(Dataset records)
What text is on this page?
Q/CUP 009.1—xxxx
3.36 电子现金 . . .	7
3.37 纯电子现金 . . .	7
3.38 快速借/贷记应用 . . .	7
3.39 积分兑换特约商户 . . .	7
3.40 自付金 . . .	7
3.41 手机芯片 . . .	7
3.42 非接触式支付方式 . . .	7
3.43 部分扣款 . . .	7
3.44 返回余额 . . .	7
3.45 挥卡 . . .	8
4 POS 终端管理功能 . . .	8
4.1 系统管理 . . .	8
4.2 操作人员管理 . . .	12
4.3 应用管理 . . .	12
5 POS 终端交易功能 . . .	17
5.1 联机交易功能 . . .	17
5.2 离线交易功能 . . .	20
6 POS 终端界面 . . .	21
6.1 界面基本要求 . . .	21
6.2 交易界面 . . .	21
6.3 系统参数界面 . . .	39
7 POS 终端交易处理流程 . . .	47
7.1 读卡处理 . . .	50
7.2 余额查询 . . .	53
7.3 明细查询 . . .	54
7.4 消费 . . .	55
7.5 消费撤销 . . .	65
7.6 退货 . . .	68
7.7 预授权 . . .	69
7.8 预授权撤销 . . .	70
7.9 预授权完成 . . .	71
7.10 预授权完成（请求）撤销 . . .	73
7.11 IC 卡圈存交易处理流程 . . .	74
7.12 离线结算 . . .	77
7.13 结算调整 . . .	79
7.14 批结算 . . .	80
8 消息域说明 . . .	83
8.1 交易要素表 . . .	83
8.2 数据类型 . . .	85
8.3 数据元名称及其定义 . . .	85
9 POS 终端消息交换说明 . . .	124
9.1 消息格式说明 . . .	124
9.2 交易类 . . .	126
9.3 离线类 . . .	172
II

Problem details.
Reproduce the material in full, with no word added or dropped.

Response.
What text is on this page?
Q/CUP 009.1—xxxx
3.36 电子现金 . . .	7
3.37 纯电子现金 . . .	7
3.38 快速借/贷记应用 . . .	7
3.39 积分兑换特约商户 . . .	7
3.40 自付金 . . .	7
3.41 手机芯片 . . .	7
3.42 非接触式支付方式 . . .	7
3.43 部分扣款 . . .	7
3.44 返回余额 . . .	7
3.45 挥卡 . . .	8
4 POS 终端管理功能 . . .	8
4.1 系统管理 . . .	8
4.2 操作人员管理 . . .	12
4.3 应用管理 . . .	12
5 POS 终端交易功能 . . .	17
5.1 联机交易功能 . . .	17
5.2 离线交易功能 . . .	20
6 POS 终端界面 . . .	21
6.1 界面基本要求 . . .	21
6.2 交易界面 . . .	21
6.3 系统参数界面 . . .	39
7 POS 终端交易处理流程 . . .	47
7.1 读卡处理 . . .	50
7.2 余额查询 . . .	53
7.3 明细查询 . . .	54
7.4 消费 . . .	55
7.5 消费撤销 . . .	65
7.6 退货 . . .	68
7.7 预授权 . . .	69
7.8 预授权撤销 . . .	70
7.9 预授权完成 . . .	71
7.10 预授权完成（请求）撤销 . . .	73
7.11 IC 卡圈存交易处理流程 . . .	74
7.12 离线结算 . . .	77
7.13 结算调整 . . .	79
7.14 批结算 . . .	80
8 消息域说明 . . .	83
8.1 交易要素表 . . .	83
8.2 数据类型 . . .	85
8.3 数据元名称及其定义 . . .	85
9 POS 终端消息交换说明 . . .	124
9.1 消息格式说明 . . .	124
9.2 交易类 . . .	126
9.3 离线类 . . .	172
II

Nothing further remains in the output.